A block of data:
—————

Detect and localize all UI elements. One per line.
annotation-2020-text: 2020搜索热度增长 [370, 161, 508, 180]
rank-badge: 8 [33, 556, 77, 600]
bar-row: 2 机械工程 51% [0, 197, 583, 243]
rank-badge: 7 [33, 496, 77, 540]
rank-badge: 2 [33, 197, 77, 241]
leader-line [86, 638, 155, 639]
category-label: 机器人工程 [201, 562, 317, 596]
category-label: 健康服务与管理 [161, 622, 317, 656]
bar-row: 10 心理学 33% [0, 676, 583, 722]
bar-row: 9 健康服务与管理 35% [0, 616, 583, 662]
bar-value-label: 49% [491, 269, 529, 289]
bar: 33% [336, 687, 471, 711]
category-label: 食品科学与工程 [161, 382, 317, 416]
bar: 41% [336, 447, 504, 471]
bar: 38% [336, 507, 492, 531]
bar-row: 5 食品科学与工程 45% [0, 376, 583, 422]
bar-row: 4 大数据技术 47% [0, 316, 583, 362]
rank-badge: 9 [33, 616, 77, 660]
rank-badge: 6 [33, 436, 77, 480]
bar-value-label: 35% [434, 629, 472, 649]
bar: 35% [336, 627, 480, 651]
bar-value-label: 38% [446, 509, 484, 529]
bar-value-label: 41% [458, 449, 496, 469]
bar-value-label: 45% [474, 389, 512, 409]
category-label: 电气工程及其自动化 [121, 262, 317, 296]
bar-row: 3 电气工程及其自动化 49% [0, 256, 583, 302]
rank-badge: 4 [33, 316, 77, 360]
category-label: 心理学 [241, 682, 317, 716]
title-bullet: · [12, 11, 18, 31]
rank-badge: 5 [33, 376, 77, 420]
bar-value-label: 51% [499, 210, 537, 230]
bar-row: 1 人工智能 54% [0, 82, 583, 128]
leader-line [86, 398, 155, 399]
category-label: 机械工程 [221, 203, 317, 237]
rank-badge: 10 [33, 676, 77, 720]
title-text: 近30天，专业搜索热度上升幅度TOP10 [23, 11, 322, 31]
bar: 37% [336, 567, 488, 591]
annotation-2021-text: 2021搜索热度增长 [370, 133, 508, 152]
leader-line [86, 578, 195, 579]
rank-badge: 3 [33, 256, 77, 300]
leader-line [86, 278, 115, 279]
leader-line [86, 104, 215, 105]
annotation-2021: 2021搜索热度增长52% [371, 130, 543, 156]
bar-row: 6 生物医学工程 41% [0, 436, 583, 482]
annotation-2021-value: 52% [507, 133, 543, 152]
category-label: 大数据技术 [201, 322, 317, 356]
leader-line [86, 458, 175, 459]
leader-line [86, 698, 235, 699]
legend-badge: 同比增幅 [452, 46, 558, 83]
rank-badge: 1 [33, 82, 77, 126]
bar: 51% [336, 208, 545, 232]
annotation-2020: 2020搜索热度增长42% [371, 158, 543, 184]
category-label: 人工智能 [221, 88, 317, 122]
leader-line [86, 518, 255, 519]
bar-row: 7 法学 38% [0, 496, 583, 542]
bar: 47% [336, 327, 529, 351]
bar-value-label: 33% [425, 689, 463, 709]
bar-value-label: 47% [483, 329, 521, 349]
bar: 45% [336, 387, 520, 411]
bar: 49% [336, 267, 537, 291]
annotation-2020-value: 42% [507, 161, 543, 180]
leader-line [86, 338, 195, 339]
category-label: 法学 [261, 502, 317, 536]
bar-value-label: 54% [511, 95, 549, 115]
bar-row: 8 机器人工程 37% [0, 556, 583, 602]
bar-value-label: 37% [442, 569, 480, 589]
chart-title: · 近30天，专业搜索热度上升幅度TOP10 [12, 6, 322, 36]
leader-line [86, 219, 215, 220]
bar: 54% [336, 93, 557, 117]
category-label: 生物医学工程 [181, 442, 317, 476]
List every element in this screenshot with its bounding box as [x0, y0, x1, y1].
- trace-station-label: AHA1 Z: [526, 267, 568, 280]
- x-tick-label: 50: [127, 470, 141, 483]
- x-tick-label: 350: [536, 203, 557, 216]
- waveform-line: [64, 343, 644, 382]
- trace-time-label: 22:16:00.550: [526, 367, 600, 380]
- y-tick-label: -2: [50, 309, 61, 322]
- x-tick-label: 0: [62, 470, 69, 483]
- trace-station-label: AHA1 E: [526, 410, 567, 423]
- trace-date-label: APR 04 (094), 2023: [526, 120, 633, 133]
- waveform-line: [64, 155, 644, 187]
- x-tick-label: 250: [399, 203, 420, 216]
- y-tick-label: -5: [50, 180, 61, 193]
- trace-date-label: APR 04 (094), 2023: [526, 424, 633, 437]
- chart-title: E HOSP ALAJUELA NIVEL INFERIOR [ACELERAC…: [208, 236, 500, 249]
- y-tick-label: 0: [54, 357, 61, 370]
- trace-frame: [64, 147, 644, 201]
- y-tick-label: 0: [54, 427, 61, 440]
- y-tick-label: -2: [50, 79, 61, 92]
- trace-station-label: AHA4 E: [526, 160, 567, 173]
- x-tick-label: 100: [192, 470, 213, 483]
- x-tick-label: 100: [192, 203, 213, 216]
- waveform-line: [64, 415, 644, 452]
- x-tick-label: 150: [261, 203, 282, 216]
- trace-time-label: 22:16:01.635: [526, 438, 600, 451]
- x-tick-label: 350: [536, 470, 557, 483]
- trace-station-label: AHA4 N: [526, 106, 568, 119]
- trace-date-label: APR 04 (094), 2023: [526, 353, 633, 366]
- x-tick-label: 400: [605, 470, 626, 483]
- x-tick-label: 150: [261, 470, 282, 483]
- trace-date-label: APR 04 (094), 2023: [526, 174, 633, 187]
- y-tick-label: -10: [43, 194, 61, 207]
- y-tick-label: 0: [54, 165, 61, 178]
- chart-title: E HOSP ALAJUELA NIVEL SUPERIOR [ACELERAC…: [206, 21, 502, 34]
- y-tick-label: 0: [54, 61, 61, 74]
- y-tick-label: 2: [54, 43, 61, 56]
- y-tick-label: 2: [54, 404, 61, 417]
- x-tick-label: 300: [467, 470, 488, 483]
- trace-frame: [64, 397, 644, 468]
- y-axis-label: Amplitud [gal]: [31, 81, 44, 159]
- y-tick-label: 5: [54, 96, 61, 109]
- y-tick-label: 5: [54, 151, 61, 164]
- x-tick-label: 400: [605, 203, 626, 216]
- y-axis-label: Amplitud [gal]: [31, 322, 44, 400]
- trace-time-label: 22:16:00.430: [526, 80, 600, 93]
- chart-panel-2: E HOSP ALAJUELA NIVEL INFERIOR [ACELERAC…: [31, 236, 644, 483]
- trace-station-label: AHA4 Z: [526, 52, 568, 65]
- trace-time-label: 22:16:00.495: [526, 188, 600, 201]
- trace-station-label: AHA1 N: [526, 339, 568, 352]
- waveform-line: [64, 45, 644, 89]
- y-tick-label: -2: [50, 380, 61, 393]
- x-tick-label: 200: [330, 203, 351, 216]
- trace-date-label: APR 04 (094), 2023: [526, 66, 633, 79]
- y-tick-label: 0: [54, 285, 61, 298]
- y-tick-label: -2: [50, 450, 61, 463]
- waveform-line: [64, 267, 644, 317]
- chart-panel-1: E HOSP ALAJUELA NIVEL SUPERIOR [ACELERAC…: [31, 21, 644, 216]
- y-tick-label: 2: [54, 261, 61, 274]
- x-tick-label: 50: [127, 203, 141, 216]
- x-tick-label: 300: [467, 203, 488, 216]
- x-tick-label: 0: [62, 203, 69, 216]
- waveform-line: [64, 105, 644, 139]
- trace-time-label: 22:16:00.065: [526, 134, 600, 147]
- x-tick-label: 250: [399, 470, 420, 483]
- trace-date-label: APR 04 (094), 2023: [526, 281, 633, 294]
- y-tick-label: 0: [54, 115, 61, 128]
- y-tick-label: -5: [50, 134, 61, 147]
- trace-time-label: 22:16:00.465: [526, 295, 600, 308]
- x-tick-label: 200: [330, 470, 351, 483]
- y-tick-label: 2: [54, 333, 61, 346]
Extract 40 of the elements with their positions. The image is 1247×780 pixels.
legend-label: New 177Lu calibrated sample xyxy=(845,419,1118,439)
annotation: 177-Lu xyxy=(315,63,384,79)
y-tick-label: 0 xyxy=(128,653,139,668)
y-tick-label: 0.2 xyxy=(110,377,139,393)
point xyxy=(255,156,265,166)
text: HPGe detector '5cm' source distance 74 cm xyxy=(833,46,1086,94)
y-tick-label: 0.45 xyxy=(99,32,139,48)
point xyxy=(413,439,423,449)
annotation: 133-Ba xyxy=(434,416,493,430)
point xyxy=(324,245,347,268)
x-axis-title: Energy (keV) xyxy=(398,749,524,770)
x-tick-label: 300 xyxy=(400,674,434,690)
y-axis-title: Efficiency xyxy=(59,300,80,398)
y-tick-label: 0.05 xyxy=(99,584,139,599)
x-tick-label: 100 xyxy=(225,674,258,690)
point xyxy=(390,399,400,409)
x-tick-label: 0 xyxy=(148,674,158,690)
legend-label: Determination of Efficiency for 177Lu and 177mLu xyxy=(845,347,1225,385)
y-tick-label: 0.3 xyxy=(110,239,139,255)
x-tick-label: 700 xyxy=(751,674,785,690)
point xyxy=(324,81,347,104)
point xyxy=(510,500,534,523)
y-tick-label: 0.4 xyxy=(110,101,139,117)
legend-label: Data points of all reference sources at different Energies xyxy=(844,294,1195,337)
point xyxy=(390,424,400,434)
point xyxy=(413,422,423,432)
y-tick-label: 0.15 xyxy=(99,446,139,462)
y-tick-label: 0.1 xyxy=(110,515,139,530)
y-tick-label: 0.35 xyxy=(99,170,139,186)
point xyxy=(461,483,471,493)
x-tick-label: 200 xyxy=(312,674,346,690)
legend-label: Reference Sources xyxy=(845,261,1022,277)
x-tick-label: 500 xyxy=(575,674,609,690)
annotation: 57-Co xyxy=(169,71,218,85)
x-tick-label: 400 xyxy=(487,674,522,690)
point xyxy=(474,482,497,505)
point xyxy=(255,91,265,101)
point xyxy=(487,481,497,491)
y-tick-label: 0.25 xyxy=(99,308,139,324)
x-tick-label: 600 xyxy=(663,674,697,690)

—————

■ What the task requires: Identify every line in the items above that contains the string "电气工程及其自动化", and copy each one out. Case counts.

■ Written answer:
category-label: 电气工程及其自动化 [121, 262, 317, 296]
bar-row: 3 电气工程及其自动化 49% [0, 256, 583, 302]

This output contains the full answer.